:: What the task requires ::
Where a line holds the word "формулу", copy that line.

:: Entries provided ::
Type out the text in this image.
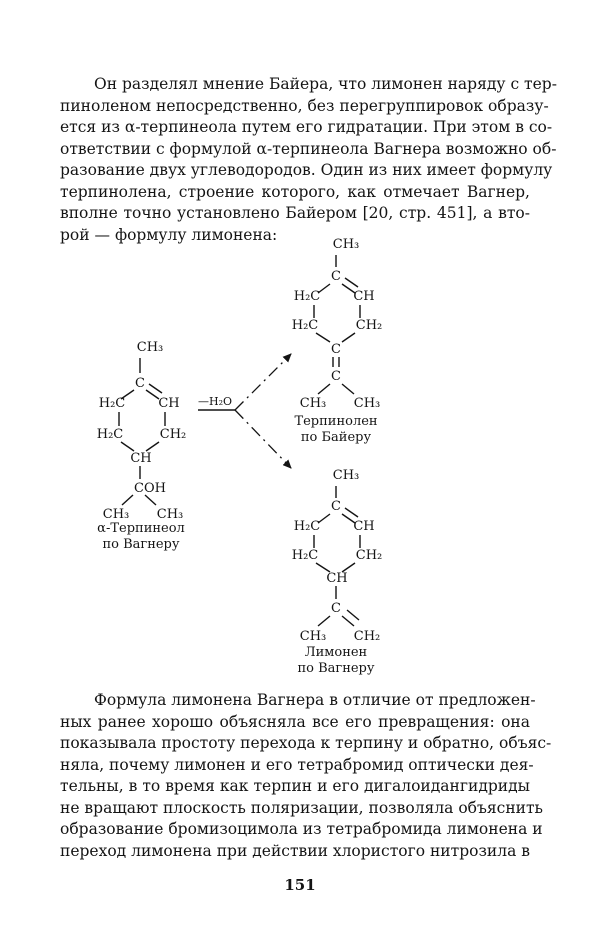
Он разделял мнение Байера, что лимонен наряду с тер-
пиноленом непосредственно, без перегруппировок образу-
ется из α-терпинеола путем его гидратации. При этом в со-
ответствии с формулой α-терпинеола Вагнера возможно об-
разование двух углеводородов. Один из них имеет формулу
терпинолена, строение которого, как отмечает Вагнер,
вполне точно установлено Байером [20, стр. 451], а вто-
рой — формулу лимонена:

CH₃
C
H₂C	CH
H₂C	CH₂
CH
COH
CH₃ CH₃
—H₂O
CH₃
C
H₂C	CH
H₂C	CH₂
C
C
CH₃ CH₃
CH₃
C
H₂C	CH
H₂C	CH₂
CH
C
CH₃ CH₂
Терпинолен
по Байеру
α-Терпинеол
по Вагнеру
Лимонен
по Вагнеру

Формула лимонена Вагнера в отличие от предложен-
ных ранее хорошо объясняла все его превращения: она
показывала простоту перехода к терпину и обратно, объяс-
няла, почему лимонен и его тетрабромид оптически дея-
тельны, в то время как терпин и его дигалоидангидриды
не вращают плоскость поляризации, позволяла объяснить
образование бромизоцимола из тетрабромида лимонена и
переход лимонена при действии хлористого нитрозила в

151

:: Output for this task ::
разование двух углеводородов. Один из них имеет формулу
рой — формулу лимонена:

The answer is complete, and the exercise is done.